→ **WHAT YOU WILL DO**
Repeat each line exactly, leaving nothing out.

+ + + +

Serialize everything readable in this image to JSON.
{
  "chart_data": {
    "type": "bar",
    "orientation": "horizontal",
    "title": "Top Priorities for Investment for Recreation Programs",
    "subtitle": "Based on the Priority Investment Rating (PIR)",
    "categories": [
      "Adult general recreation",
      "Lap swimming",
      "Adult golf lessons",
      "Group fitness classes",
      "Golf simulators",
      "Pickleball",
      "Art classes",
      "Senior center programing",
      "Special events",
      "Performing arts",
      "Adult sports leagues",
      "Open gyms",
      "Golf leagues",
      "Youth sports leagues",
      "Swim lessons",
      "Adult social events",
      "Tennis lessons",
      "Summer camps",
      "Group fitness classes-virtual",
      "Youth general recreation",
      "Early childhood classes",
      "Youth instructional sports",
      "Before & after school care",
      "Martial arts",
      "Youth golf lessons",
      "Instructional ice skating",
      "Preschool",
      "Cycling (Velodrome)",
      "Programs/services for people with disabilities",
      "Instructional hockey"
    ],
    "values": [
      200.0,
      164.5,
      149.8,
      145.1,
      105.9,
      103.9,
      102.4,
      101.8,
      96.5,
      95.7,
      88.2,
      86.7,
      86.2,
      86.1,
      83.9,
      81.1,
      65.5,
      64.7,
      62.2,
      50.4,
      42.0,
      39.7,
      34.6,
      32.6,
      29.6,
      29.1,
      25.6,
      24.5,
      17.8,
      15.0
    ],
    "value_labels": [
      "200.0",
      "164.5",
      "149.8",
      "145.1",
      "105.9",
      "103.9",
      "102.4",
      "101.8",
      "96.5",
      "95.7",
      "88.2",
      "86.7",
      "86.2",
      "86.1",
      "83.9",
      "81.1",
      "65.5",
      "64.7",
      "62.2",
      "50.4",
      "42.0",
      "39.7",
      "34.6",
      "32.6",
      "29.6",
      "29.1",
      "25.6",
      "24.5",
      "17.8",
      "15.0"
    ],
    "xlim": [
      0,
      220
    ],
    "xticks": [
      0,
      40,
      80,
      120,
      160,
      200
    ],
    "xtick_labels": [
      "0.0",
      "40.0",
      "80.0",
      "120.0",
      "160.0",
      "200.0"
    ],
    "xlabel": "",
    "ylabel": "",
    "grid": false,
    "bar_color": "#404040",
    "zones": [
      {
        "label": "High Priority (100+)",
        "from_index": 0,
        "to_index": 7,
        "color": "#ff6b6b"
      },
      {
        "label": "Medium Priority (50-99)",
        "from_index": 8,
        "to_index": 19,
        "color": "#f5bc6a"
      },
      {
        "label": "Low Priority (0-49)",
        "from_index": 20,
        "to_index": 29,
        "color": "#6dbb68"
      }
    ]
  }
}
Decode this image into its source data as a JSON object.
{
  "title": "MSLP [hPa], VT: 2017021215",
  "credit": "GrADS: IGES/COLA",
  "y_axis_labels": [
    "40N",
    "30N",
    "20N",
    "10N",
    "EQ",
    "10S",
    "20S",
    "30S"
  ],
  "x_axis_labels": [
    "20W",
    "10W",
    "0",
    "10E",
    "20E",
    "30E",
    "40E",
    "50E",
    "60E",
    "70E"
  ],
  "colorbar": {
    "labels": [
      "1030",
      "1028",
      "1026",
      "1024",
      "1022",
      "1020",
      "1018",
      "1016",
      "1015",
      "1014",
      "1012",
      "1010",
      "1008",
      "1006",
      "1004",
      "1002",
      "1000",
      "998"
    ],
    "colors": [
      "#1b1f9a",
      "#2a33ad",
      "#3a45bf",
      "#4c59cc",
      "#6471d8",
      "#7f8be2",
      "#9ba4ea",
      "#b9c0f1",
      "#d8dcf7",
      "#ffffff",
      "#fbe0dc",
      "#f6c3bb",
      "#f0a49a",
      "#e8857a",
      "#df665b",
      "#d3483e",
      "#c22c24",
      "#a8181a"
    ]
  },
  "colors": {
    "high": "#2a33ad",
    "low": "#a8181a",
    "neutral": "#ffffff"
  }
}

+ + + +

→ **THE RESULT**
Serialize everything readable in this image to JSON.
{
  "chart_data": {
    "type": "bar",
    "orientation": "horizontal",
    "title": "Top Priorities for Investment for Recreation Programs",
    "subtitle": "Based on the Priority Investment Rating (PIR)",
    "categories": [
      "Adult general recreation",
      "Lap swimming",
      "Adult golf lessons",
      "Group fitness classes",
      "Golf simulators",
      "Pickleball",
      "Art classes",
      "Senior center programing",
      "Special events",
      "Performing arts",
      "Adult sports leagues",
      "Open gyms",
      "Golf leagues",
      "Youth sports leagues",
      "Swim lessons",
      "Adult social events",
      "Tennis lessons",
      "Summer camps",
      "Group fitness classes-virtual",
      "Youth general recreation",
      "Early childhood classes",
      "Youth instructional sports",
      "Before & after school care",
      "Martial arts",
      "Youth golf lessons",
      "Instructional ice skating",
      "Preschool",
      "Cycling (Velodrome)",
      "Programs/services for people with disabilities",
      "Instructional hockey"
    ],
    "values": [
      200.0,
      164.5,
      149.8,
      145.1,
      105.9,
      103.9,
      102.4,
      101.8,
      96.5,
      95.7,
      88.2,
      86.7,
      86.2,
      86.1,
      83.9,
      81.1,
      65.5,
      64.7,
      62.2,
      50.4,
      42.0,
      39.7,
      34.6,
      32.6,
      29.6,
      29.1,
      25.6,
      24.5,
      17.8,
      15.0
    ],
    "value_labels": [
      "200.0",
      "164.5",
      "149.8",
      "145.1",
      "105.9",
      "103.9",
      "102.4",
      "101.8",
      "96.5",
      "95.7",
      "88.2",
      "86.7",
      "86.2",
      "86.1",
      "83.9",
      "81.1",
      "65.5",
      "64.7",
      "62.2",
      "50.4",
      "42.0",
      "39.7",
      "34.6",
      "32.6",
      "29.6",
      "29.1",
      "25.6",
      "24.5",
      "17.8",
      "15.0"
    ],
    "xlim": [
      0,
      220
    ],
    "xticks": [
      0,
      40,
      80,
      120,
      160,
      200
    ],
    "xtick_labels": [
      "0.0",
      "40.0",
      "80.0",
      "120.0",
      "160.0",
      "200.0"
    ],
    "xlabel": "",
    "ylabel": "",
    "grid": false,
    "bar_color": "#404040",
    "zones": [
      {
        "label": "High Priority (100+)",
        "from_index": 0,
        "to_index": 7,
        "color": "#ff6b6b"
      },
      {
        "label": "Medium Priority (50-99)",
        "from_index": 8,
        "to_index": 19,
        "color": "#f5bc6a"
      },
      {
        "label": "Low Priority (0-49)",
        "from_index": 20,
        "to_index": 29,
        "color": "#6dbb68"
      }
    ]
  }
}
Decode this image into its source data as a JSON object.
{
  "title": "MSLP [hPa], VT: 2017021215",
  "credit": "GrADS: IGES/COLA",
  "y_axis_labels": [
    "40N",
    "30N",
    "20N",
    "10N",
    "EQ",
    "10S",
    "20S",
    "30S"
  ],
  "x_axis_labels": [
    "20W",
    "10W",
    "0",
    "10E",
    "20E",
    "30E",
    "40E",
    "50E",
    "60E",
    "70E"
  ],
  "colorbar": {
    "labels": [
      "1030",
      "1028",
      "1026",
      "1024",
      "1022",
      "1020",
      "1018",
      "1016",
      "1015",
      "1014",
      "1012",
      "1010",
      "1008",
      "1006",
      "1004",
      "1002",
      "1000",
      "998"
    ],
    "colors": [
      "#1b1f9a",
      "#2a33ad",
      "#3a45bf",
      "#4c59cc",
      "#6471d8",
      "#7f8be2",
      "#9ba4ea",
      "#b9c0f1",
      "#d8dcf7",
      "#ffffff",
      "#fbe0dc",
      "#f6c3bb",
      "#f0a49a",
      "#e8857a",
      "#df665b",
      "#d3483e",
      "#c22c24",
      "#a8181a"
    ]
  },
  "colors": {
    "high": "#2a33ad",
    "low": "#a8181a",
    "neutral": "#ffffff"
  }
}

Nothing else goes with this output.